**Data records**
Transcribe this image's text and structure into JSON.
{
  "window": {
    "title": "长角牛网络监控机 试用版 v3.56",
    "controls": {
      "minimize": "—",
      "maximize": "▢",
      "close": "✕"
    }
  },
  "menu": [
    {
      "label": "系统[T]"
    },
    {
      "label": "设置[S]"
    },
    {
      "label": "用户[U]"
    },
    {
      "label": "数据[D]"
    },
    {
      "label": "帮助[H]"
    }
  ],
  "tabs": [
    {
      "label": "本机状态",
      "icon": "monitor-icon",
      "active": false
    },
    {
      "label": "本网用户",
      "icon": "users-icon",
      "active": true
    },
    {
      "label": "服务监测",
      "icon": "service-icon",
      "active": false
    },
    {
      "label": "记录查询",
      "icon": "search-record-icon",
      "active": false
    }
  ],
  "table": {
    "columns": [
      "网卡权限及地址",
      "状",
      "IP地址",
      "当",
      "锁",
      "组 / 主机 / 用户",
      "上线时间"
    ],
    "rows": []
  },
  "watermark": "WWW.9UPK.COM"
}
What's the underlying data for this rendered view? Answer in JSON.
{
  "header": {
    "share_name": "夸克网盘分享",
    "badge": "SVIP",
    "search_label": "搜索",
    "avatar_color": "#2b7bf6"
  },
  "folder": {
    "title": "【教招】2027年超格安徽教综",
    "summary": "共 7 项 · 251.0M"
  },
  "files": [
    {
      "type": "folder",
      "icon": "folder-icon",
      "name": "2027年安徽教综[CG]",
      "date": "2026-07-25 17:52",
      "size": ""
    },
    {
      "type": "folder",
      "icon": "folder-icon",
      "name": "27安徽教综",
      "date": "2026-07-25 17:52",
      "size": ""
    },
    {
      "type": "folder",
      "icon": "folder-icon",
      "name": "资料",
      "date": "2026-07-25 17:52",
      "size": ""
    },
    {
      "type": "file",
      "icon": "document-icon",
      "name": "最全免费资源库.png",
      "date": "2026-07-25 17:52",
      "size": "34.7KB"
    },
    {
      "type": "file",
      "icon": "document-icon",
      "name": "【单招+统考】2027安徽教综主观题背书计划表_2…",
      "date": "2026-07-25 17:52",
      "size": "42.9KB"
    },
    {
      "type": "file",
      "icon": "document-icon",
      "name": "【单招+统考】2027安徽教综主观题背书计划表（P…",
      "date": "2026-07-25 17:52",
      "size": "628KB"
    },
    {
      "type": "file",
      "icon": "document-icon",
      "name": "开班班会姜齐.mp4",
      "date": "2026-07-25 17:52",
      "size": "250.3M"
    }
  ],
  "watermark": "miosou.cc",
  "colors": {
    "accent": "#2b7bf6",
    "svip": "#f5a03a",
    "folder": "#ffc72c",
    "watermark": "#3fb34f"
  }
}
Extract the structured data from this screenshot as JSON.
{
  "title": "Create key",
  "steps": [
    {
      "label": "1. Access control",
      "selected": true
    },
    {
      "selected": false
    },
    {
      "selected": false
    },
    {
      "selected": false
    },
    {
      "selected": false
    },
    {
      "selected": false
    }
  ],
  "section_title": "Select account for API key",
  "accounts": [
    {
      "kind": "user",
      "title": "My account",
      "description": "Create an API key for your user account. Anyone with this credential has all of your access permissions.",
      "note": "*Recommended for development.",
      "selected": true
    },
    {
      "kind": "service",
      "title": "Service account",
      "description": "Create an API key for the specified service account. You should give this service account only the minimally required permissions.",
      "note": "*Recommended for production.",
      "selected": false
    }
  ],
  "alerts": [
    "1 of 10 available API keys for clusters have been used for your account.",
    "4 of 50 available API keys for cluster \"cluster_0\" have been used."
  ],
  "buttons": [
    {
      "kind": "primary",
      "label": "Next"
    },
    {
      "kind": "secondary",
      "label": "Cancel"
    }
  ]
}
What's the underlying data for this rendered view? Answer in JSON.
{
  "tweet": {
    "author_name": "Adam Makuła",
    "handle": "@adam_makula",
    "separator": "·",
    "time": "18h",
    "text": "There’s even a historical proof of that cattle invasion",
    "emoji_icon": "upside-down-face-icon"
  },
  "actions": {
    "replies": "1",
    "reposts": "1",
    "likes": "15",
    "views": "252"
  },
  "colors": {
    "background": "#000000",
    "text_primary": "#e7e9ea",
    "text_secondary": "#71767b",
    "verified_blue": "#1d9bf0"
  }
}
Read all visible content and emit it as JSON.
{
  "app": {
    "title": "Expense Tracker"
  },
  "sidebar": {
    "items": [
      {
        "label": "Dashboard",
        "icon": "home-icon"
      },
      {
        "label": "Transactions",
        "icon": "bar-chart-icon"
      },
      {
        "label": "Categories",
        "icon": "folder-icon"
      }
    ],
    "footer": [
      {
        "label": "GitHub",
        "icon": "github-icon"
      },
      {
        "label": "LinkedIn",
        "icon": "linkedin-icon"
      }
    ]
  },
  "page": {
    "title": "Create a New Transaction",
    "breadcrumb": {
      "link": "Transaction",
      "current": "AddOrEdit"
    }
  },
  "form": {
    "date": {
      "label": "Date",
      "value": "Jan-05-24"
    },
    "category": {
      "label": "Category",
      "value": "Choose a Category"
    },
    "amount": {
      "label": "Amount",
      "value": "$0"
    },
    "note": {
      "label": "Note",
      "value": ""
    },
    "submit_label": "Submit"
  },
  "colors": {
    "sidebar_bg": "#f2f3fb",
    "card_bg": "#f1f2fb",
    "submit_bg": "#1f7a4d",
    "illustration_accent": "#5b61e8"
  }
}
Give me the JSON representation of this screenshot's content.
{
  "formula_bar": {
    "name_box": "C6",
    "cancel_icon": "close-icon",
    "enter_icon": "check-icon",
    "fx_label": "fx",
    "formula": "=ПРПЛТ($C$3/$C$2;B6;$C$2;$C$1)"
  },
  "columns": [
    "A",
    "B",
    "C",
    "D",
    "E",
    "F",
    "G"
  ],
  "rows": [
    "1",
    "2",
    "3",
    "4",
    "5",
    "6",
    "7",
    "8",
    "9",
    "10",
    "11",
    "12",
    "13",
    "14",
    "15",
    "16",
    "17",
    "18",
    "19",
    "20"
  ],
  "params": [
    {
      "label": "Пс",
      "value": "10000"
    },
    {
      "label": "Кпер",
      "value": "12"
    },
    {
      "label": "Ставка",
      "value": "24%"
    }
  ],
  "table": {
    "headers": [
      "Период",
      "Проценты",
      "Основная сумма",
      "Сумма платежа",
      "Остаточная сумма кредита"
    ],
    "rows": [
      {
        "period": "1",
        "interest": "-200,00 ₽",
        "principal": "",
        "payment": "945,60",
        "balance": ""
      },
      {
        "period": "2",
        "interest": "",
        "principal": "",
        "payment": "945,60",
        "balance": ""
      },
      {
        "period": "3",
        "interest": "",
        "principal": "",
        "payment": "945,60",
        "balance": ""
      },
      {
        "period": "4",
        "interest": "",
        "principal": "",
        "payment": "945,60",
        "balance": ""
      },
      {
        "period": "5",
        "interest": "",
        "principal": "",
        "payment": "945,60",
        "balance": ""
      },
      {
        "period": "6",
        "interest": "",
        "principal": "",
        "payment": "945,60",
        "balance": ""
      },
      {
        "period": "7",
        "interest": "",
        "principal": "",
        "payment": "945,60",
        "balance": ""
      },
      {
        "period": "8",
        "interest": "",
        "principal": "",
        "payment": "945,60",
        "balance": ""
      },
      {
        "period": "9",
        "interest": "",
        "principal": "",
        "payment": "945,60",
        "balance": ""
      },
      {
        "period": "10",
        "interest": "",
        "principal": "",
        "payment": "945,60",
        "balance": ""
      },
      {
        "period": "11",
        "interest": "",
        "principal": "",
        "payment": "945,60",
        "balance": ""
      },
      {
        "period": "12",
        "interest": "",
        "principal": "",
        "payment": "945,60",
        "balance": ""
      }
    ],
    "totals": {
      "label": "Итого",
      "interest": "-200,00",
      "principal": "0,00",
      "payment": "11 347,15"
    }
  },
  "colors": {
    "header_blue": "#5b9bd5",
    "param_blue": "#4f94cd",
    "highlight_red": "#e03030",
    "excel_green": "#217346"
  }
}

**Prompt**
From the listing, copy every line where the string "size" appears.

**The output**
      "size": ""
      "size": ""
      "size": ""
      "size": "34.7KB"
      "size": "42.9KB"
      "size": "628KB"
      "size": "250.3M"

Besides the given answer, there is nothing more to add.